───── Available data ─────
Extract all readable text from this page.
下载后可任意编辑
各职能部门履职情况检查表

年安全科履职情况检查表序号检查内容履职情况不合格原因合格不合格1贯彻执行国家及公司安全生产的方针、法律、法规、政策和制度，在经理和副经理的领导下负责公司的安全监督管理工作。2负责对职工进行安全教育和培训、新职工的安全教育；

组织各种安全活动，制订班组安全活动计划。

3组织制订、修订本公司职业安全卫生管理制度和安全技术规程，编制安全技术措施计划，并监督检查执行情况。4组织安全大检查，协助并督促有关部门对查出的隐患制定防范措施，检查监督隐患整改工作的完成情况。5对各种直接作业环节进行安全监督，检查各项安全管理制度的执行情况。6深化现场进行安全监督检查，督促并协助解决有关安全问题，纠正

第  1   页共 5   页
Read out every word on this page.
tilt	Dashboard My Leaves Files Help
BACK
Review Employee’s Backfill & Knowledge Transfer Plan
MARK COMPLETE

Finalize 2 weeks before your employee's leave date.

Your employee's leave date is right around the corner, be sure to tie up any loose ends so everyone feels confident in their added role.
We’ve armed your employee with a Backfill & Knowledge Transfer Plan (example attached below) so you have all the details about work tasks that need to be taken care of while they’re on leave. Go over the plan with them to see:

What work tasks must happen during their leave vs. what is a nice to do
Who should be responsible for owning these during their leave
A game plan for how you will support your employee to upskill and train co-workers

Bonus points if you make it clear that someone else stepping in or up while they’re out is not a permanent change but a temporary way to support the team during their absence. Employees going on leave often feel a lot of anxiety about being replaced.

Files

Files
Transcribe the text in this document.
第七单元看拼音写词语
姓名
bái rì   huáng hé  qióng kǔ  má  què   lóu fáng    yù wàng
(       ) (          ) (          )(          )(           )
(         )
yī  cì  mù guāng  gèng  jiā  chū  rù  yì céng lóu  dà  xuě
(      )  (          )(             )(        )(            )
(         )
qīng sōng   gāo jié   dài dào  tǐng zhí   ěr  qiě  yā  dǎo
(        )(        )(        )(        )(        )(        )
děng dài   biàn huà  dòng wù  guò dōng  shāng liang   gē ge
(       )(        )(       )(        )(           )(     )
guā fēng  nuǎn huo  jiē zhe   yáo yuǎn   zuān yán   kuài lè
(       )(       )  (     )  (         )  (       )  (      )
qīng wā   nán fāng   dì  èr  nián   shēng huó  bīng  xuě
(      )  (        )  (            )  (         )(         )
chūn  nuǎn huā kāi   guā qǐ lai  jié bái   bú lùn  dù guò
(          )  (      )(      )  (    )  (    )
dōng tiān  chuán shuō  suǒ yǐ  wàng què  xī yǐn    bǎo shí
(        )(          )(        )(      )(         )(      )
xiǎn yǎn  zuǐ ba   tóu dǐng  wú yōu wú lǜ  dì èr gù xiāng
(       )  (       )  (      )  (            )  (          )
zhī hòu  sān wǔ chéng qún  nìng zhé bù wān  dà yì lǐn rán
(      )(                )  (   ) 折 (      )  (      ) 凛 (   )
─────
_Objective_:
Which lines include the word "Transfer"? List them all.

_Final result_:
Review Employee’s Backfill & Knowledge Transfer Plan
We’ve armed your employee with a Backfill & Knowledge Transfer Plan (example attached below) so you have all the details about work tasks that need to be taken care of while they’re on leave. Go over the plan with them to see:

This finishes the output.